→ **Given problem**: Repeat every line below exactly, word for word.
[START]
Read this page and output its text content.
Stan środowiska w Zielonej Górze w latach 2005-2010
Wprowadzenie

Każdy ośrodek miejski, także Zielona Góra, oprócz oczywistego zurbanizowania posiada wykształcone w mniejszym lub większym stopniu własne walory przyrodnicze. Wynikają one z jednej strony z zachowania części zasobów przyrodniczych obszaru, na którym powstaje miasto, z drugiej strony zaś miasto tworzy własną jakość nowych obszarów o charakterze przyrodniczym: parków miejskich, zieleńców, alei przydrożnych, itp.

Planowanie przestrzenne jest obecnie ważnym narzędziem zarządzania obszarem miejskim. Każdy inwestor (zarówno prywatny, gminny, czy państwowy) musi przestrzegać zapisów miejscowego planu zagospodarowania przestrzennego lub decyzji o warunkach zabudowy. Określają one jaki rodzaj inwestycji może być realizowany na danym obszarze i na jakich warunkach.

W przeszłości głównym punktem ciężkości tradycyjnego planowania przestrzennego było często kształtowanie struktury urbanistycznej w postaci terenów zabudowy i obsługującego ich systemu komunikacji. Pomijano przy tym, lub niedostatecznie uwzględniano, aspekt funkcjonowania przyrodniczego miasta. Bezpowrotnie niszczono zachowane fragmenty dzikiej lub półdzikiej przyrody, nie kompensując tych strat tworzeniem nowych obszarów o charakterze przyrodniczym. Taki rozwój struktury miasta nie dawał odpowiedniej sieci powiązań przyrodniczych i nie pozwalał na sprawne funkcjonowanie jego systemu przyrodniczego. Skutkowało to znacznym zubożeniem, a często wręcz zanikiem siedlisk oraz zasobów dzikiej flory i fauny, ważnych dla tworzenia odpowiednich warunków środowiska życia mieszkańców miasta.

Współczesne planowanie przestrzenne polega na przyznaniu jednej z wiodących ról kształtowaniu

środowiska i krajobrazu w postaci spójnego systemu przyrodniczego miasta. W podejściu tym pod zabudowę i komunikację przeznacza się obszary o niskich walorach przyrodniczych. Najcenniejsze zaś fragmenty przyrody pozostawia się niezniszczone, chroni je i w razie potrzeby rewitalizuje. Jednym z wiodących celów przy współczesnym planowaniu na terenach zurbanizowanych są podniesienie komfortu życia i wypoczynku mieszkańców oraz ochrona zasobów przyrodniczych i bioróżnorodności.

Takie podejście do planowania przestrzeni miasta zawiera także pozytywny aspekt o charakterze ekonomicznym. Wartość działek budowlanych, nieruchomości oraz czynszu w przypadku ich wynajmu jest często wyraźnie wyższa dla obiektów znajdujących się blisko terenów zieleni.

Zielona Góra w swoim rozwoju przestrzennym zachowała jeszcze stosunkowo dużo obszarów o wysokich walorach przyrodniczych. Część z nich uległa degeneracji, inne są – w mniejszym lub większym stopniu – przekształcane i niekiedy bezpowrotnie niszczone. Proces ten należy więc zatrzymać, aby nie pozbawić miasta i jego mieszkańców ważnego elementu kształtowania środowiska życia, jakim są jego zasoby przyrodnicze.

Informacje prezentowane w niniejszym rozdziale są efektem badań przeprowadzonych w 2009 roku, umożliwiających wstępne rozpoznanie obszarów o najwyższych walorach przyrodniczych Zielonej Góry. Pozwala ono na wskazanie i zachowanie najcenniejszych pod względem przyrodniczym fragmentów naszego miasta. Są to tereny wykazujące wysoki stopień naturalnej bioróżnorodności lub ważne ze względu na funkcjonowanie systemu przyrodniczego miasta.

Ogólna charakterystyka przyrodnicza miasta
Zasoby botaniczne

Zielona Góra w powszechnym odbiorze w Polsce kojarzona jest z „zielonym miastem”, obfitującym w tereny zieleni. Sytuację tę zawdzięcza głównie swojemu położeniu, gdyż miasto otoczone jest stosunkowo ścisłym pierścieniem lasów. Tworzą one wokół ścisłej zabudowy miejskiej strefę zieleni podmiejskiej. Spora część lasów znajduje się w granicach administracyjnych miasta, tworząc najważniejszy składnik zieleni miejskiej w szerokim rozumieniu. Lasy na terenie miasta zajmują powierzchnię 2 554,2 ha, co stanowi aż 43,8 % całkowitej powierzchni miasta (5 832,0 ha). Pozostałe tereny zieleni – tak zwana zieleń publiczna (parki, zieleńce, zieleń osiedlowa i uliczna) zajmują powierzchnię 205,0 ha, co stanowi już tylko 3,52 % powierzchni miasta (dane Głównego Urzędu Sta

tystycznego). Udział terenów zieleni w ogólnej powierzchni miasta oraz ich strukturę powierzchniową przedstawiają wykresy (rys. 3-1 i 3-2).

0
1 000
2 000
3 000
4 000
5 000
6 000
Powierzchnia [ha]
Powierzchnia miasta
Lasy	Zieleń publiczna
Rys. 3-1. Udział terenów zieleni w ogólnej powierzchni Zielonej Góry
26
[END]
→ **Output**:
Read this page and output its text content.
Stan środowiska w Zielonej Górze w latach 2005-2010
Wprowadzenie

Każdy ośrodek miejski, także Zielona Góra, oprócz oczywistego zurbanizowania posiada wykształcone w mniejszym lub większym stopniu własne walory przyrodnicze. Wynikają one z jednej strony z zachowania części zasobów przyrodniczych obszaru, na którym powstaje miasto, z drugiej strony zaś miasto tworzy własną jakość nowych obszarów o charakterze przyrodniczym: parków miejskich, zieleńców, alei przydrożnych, itp.

Planowanie przestrzenne jest obecnie ważnym narzędziem zarządzania obszarem miejskim. Każdy inwestor (zarówno prywatny, gminny, czy państwowy) musi przestrzegać zapisów miejscowego planu zagospodarowania przestrzennego lub decyzji o warunkach zabudowy. Określają one jaki rodzaj inwestycji może być realizowany na danym obszarze i na jakich warunkach.

W przeszłości głównym punktem ciężkości tradycyjnego planowania przestrzennego było często kształtowanie struktury urbanistycznej w postaci terenów zabudowy i obsługującego ich systemu komunikacji. Pomijano przy tym, lub niedostatecznie uwzględniano, aspekt funkcjonowania przyrodniczego miasta. Bezpowrotnie niszczono zachowane fragmenty dzikiej lub półdzikiej przyrody, nie kompensując tych strat tworzeniem nowych obszarów o charakterze przyrodniczym. Taki rozwój struktury miasta nie dawał odpowiedniej sieci powiązań przyrodniczych i nie pozwalał na sprawne funkcjonowanie jego systemu przyrodniczego. Skutkowało to znacznym zubożeniem, a często wręcz zanikiem siedlisk oraz zasobów dzikiej flory i fauny, ważnych dla tworzenia odpowiednich warunków środowiska życia mieszkańców miasta.

Współczesne planowanie przestrzenne polega na przyznaniu jednej z wiodących ról kształtowaniu

środowiska i krajobrazu w postaci spójnego systemu przyrodniczego miasta. W podejściu tym pod zabudowę i komunikację przeznacza się obszary o niskich walorach przyrodniczych. Najcenniejsze zaś fragmenty przyrody pozostawia się niezniszczone, chroni je i w razie potrzeby rewitalizuje. Jednym z wiodących celów przy współczesnym planowaniu na terenach zurbanizowanych są podniesienie komfortu życia i wypoczynku mieszkańców oraz ochrona zasobów przyrodniczych i bioróżnorodności.

Takie podejście do planowania przestrzeni miasta zawiera także pozytywny aspekt o charakterze ekonomicznym. Wartość działek budowlanych, nieruchomości oraz czynszu w przypadku ich wynajmu jest często wyraźnie wyższa dla obiektów znajdujących się blisko terenów zieleni.

Zielona Góra w swoim rozwoju przestrzennym zachowała jeszcze stosunkowo dużo obszarów o wysokich walorach przyrodniczych. Część z nich uległa degeneracji, inne są – w mniejszym lub większym stopniu – przekształcane i niekiedy bezpowrotnie niszczone. Proces ten należy więc zatrzymać, aby nie pozbawić miasta i jego mieszkańców ważnego elementu kształtowania środowiska życia, jakim są jego zasoby przyrodnicze.

Informacje prezentowane w niniejszym rozdziale są efektem badań przeprowadzonych w 2009 roku, umożliwiających wstępne rozpoznanie obszarów o najwyższych walorach przyrodniczych Zielonej Góry. Pozwala ono na wskazanie i zachowanie najcenniejszych pod względem przyrodniczym fragmentów naszego miasta. Są to tereny wykazujące wysoki stopień naturalnej bioróżnorodności lub ważne ze względu na funkcjonowanie systemu przyrodniczego miasta.

Ogólna charakterystyka przyrodnicza miasta
Zasoby botaniczne

Zielona Góra w powszechnym odbiorze w Polsce kojarzona jest z „zielonym miastem”, obfitującym w tereny zieleni. Sytuację tę zawdzięcza głównie swojemu położeniu, gdyż miasto otoczone jest stosunkowo ścisłym pierścieniem lasów. Tworzą one wokół ścisłej zabudowy miejskiej strefę zieleni podmiejskiej. Spora część lasów znajduje się w granicach administracyjnych miasta, tworząc najważniejszy składnik zieleni miejskiej w szerokim rozumieniu. Lasy na terenie miasta zajmują powierzchnię 2 554,2 ha, co stanowi aż 43,8 % całkowitej powierzchni miasta (5 832,0 ha). Pozostałe tereny zieleni – tak zwana zieleń publiczna (parki, zieleńce, zieleń osiedlowa i uliczna) zajmują powierzchnię 205,0 ha, co stanowi już tylko 3,52 % powierzchni miasta (dane Głównego Urzędu Sta

tystycznego). Udział terenów zieleni w ogólnej powierzchni miasta oraz ich strukturę powierzchniową przedstawiają wykresy (rys. 3-1 i 3-2).

0
1 000
2 000
3 000
4 000
5 000
6 000
Powierzchnia [ha]
Powierzchnia miasta
Lasy	Zieleń publiczna
Rys. 3-1. Udział terenów zieleni w ogólnej powierzchni Zielonej Góry
26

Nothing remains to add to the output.